= Task goal =
Locate every line in the records below that contains the word "this", and copy each one.

= Data for the task =
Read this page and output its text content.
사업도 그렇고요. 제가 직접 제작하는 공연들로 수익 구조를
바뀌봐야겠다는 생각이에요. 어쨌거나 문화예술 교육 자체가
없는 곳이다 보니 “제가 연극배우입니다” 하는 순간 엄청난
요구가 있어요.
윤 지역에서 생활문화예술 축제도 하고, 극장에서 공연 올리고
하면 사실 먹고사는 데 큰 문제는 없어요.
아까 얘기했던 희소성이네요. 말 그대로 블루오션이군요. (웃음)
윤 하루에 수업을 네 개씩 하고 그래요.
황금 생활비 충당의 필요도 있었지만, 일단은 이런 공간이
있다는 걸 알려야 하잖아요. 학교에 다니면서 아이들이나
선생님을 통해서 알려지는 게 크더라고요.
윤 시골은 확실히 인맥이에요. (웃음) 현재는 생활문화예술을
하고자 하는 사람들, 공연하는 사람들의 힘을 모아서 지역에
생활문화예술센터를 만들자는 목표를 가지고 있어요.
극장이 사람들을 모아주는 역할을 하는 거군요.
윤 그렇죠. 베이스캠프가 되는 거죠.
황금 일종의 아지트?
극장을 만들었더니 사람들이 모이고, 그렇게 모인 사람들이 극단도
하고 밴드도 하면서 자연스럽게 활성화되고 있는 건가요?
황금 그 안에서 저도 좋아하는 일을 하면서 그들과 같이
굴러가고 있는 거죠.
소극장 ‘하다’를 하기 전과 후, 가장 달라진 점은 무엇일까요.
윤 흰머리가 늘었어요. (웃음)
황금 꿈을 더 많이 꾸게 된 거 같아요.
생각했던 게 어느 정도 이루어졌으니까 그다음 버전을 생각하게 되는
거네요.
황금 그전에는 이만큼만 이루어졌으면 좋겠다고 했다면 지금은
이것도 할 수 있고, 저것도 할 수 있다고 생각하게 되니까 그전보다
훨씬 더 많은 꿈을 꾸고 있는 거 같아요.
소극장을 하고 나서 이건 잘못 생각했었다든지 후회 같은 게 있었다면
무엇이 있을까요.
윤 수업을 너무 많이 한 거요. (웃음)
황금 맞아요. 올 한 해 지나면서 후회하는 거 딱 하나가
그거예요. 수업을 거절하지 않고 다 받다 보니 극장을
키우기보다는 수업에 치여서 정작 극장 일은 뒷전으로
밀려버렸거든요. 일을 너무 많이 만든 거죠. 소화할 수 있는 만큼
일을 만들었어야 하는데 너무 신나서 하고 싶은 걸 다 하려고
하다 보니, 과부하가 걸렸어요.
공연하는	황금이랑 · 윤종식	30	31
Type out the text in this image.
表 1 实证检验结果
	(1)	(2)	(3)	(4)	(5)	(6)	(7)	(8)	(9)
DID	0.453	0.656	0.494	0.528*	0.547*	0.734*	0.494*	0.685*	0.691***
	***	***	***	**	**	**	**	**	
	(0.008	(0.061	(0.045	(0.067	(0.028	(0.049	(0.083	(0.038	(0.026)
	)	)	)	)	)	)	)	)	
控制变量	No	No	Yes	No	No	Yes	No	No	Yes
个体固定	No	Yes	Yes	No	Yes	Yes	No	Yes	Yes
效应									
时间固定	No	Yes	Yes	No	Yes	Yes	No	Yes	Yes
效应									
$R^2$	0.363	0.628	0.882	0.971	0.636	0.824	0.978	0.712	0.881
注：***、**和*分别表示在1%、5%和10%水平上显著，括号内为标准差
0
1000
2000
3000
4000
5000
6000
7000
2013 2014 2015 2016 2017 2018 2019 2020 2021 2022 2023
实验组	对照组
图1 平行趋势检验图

= The reply =
Read this page and output its text content.
Type out the text in this image.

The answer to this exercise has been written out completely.